Look through the data below. Pick out the lines holding the string "this".

| Dataset items |

## Begin

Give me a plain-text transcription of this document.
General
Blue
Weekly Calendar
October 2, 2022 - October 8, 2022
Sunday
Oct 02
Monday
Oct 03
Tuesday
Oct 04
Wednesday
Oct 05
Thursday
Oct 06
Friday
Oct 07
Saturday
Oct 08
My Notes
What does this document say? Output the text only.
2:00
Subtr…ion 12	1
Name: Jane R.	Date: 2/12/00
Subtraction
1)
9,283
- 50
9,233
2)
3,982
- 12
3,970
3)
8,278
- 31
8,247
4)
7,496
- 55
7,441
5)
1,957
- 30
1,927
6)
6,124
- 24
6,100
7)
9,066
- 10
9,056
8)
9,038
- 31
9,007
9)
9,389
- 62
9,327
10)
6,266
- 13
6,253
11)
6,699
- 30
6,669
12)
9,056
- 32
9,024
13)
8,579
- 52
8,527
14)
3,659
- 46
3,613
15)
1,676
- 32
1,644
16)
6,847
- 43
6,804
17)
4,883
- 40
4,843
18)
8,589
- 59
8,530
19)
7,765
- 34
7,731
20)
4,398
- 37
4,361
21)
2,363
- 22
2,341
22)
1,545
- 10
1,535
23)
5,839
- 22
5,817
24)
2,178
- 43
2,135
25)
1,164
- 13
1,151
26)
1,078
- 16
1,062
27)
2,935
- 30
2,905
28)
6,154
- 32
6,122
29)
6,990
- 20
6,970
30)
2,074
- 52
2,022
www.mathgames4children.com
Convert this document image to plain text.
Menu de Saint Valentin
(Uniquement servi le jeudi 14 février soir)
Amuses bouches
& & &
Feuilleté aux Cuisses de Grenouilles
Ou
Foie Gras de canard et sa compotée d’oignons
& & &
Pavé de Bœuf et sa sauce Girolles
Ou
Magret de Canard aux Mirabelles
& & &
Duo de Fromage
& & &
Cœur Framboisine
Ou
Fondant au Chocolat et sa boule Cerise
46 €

## End

| Written response |
Give me a plain-text transcription of this document.
What does this document say? Output the text only.
Convert this document image to plain text.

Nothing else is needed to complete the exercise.